WHAT TO WORK ON:
Copy out the line containing "Type out the text in this image." and each line after it, through the last one in the material, exactly as written.

Dataset items
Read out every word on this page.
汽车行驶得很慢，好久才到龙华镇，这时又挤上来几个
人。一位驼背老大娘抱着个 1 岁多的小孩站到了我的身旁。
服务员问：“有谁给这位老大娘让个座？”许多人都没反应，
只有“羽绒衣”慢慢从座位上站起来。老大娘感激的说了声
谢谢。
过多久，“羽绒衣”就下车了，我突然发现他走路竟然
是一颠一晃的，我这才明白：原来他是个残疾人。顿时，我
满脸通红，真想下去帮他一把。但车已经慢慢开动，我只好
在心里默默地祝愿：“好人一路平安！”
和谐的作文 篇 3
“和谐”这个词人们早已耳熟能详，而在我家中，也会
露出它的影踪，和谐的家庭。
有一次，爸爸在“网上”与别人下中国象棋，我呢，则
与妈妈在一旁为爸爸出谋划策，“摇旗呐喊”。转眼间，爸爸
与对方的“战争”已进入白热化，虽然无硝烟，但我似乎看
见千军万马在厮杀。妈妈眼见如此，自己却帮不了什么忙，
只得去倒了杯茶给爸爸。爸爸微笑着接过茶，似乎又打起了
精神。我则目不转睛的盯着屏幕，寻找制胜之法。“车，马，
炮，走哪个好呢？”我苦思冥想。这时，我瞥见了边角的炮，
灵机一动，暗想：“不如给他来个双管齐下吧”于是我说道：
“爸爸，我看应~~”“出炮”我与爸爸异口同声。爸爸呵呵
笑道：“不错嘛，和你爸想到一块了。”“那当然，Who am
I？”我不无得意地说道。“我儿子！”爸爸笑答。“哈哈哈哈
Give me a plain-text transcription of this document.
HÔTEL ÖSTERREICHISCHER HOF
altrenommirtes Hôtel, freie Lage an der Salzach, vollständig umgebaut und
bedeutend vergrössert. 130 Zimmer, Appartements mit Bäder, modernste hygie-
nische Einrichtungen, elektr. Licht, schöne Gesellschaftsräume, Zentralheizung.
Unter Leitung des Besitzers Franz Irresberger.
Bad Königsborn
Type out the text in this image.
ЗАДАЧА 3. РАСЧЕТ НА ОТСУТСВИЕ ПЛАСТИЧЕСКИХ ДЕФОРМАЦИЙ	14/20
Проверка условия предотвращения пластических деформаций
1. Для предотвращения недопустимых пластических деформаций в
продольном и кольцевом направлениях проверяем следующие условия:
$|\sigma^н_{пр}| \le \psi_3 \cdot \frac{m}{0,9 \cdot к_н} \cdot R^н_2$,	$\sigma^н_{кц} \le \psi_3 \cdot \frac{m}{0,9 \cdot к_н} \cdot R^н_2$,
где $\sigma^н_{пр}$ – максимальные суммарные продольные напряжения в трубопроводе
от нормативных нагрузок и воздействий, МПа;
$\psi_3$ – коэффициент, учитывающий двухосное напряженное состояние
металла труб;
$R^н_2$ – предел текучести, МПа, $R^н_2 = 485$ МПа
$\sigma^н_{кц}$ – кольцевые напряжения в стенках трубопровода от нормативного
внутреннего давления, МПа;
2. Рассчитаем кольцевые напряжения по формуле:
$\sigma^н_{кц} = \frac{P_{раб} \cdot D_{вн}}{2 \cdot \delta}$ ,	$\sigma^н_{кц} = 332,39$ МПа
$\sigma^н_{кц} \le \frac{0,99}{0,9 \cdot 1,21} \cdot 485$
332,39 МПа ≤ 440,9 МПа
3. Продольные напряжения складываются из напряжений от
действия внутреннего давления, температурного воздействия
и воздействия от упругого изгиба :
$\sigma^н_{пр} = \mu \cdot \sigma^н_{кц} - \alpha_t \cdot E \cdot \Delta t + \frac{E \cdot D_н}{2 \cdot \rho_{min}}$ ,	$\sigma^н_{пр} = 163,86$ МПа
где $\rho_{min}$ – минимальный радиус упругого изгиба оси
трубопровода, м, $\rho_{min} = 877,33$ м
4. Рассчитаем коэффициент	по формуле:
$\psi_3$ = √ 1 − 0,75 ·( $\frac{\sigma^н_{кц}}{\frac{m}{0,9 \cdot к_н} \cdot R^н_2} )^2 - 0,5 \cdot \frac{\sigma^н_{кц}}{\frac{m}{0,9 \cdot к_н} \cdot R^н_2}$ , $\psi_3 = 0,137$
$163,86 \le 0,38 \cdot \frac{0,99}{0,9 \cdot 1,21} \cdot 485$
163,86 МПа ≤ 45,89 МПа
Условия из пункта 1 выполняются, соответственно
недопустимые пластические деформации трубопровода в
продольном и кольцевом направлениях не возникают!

PROBLEM SOLUTION:
Type out the text in this image.
ЗАДАЧА 3. РАСЧЕТ НА ОТСУТСВИЕ ПЛАСТИЧЕСКИХ ДЕФОРМАЦИЙ	14/20
Проверка условия предотвращения пластических деформаций
1. Для предотвращения недопустимых пластических деформаций в
продольном и кольцевом направлениях проверяем следующие условия:
$|\sigma^н_{пр}| \le \psi_3 \cdot \frac{m}{0,9 \cdot к_н} \cdot R^н_2$,	$\sigma^н_{кц} \le \psi_3 \cdot \frac{m}{0,9 \cdot к_н} \cdot R^н_2$,
где $\sigma^н_{пр}$ – максимальные суммарные продольные напряжения в трубопроводе
от нормативных нагрузок и воздействий, МПа;
$\psi_3$ – коэффициент, учитывающий двухосное напряженное состояние
металла труб;
$R^н_2$ – предел текучести, МПа, $R^н_2 = 485$ МПа
$\sigma^н_{кц}$ – кольцевые напряжения в стенках трубопровода от нормативного
внутреннего давления, МПа;
2. Рассчитаем кольцевые напряжения по формуле:
$\sigma^н_{кц} = \frac{P_{раб} \cdot D_{вн}}{2 \cdot \delta}$ ,	$\sigma^н_{кц} = 332,39$ МПа
$\sigma^н_{кц} \le \frac{0,99}{0,9 \cdot 1,21} \cdot 485$
332,39 МПа ≤ 440,9 МПа
3. Продольные напряжения складываются из напряжений от
действия внутреннего давления, температурного воздействия
и воздействия от упругого изгиба :
$\sigma^н_{пр} = \mu \cdot \sigma^н_{кц} - \alpha_t \cdot E \cdot \Delta t + \frac{E \cdot D_н}{2 \cdot \rho_{min}}$ ,	$\sigma^н_{пр} = 163,86$ МПа
где $\rho_{min}$ – минимальный радиус упругого изгиба оси
трубопровода, м, $\rho_{min} = 877,33$ м
4. Рассчитаем коэффициент	по формуле:
$\psi_3$ = √ 1 − 0,75 ·( $\frac{\sigma^н_{кц}}{\frac{m}{0,9 \cdot к_н} \cdot R^н_2} )^2 - 0,5 \cdot \frac{\sigma^н_{кц}}{\frac{m}{0,9 \cdot к_н} \cdot R^н_2}$ , $\psi_3 = 0,137$
$163,86 \le 0,38 \cdot \frac{0,99}{0,9 \cdot 1,21} \cdot 485$
163,86 МПа ≤ 45,89 МПа
Условия из пункта 1 выполняются, соответственно
недопустимые пластические деформации трубопровода в
продольном и кольцевом направлениях не возникают!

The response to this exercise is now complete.